Given problem: No images are to be carried over; print all other material exactly as it stands.

Data extracted from a collection

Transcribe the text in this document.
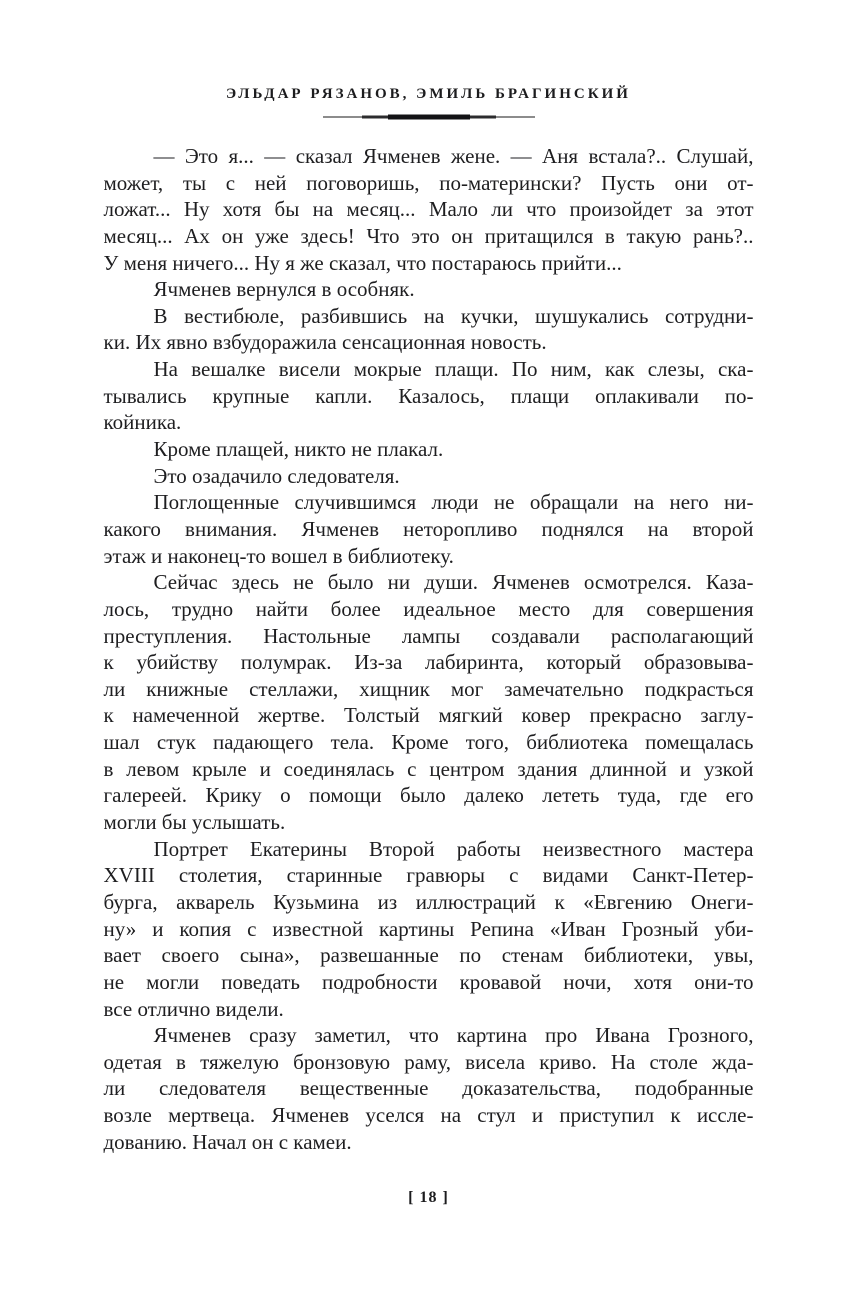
ЭЛЬДАР РЯЗАНОВ, ЭМИЛЬ БРАГИНСКИЙ
— Это я... — сказал Ячменев жене. — Аня встала?.. Слушай,
может, ты с ней поговоришь, по-матерински? Пусть они от-
ложат... Ну хотя бы на месяц... Мало ли что произойдет за этот
месяц... Ах он уже здесь! Что это он притащился в такую рань?..
У меня ничего... Ну я же сказал, что постараюсь прийти...
Ячменев вернулся в особняк.
В вестибюле, разбившись на кучки, шушукались сотрудни-
ки. Их явно взбудоражила сенсационная новость.
На вешалке висели мокрые плащи. По ним, как слезы, ска-
тывались крупные капли. Казалось, плащи оплакивали по-
койника.
Кроме плащей, никто не плакал.
Это озадачило следователя.
Поглощенные случившимся люди не обращали на него ни-
какого внимания. Ячменев неторопливо поднялся на второй
этаж и наконец-то вошел в библиотеку.
Сейчас здесь не было ни души. Ячменев осмотрелся. Каза-
лось, трудно найти более идеальное место для совершения
преступления. Настольные лампы создавали располагающий
к убийству полумрак. Из-за лабиринта, который образовыва-
ли книжные стеллажи, хищник мог замечательно подкрасться
к намеченной жертве. Толстый мягкий ковер прекрасно заглу-
шал стук падающего тела. Кроме того, библиотека помещалась
в левом крыле и соединялась с центром здания длинной и узкой
галереей. Крику о помощи было далеко лететь туда, где его
могли бы услышать.
Портрет Екатерины Второй работы неизвестного мастера
XVIII столетия, старинные гравюры с видами Санкт-Петер-
бурга, акварель Кузьмина из иллюстраций к «Евгению Онеги-
ну» и копия с известной картины Репина «Иван Грозный уби-
вает своего сына», развешанные по стенам библиотеки, увы,
не могли поведать подробности кровавой ночи, хотя они-то
все отлично видели.
Ячменев сразу заметил, что картина про Ивана Грозного,
одетая в тяжелую бронзовую раму, висела криво. На столе жда-
ли следователя вещественные доказательства, подобранные
возле мертвеца. Ячменев уселся на стул и приступил к иссле-
дованию. Начал он с камеи.
[ 18 ]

Reply:
Transcribe the text in this document.
ЭЛЬДАР РЯЗАНОВ, ЭМИЛЬ БРАГИНСКИЙ
— Это я... — сказал Ячменев жене. — Аня встала?.. Слушай,
может, ты с ней поговоришь, по-матерински? Пусть они от-
ложат... Ну хотя бы на месяц... Мало ли что произойдет за этот
месяц... Ах он уже здесь! Что это он притащился в такую рань?..
У меня ничего... Ну я же сказал, что постараюсь прийти...
Ячменев вернулся в особняк.
В вестибюле, разбившись на кучки, шушукались сотрудни-
ки. Их явно взбудоражила сенсационная новость.
На вешалке висели мокрые плащи. По ним, как слезы, ска-
тывались крупные капли. Казалось, плащи оплакивали по-
койника.
Кроме плащей, никто не плакал.
Это озадачило следователя.
Поглощенные случившимся люди не обращали на него ни-
какого внимания. Ячменев неторопливо поднялся на второй
этаж и наконец-то вошел в библиотеку.
Сейчас здесь не было ни души. Ячменев осмотрелся. Каза-
лось, трудно найти более идеальное место для совершения
преступления. Настольные лампы создавали располагающий
к убийству полумрак. Из-за лабиринта, который образовыва-
ли книжные стеллажи, хищник мог замечательно подкрасться
к намеченной жертве. Толстый мягкий ковер прекрасно заглу-
шал стук падающего тела. Кроме того, библиотека помещалась
в левом крыле и соединялась с центром здания длинной и узкой
галереей. Крику о помощи было далеко лететь туда, где его
могли бы услышать.
Портрет Екатерины Второй работы неизвестного мастера
XVIII столетия, старинные гравюры с видами Санкт-Петер-
бурга, акварель Кузьмина из иллюстраций к «Евгению Онеги-
ну» и копия с известной картины Репина «Иван Грозный уби-
вает своего сына», развешанные по стенам библиотеки, увы,
не могли поведать подробности кровавой ночи, хотя они-то
все отлично видели.
Ячменев сразу заметил, что картина про Ивана Грозного,
одетая в тяжелую бронзовую раму, висела криво. На столе жда-
ли следователя вещественные доказательства, подобранные
возле мертвеца. Ячменев уселся на стул и приступил к иссле-
дованию. Начал он с камеи.
[ 18 ]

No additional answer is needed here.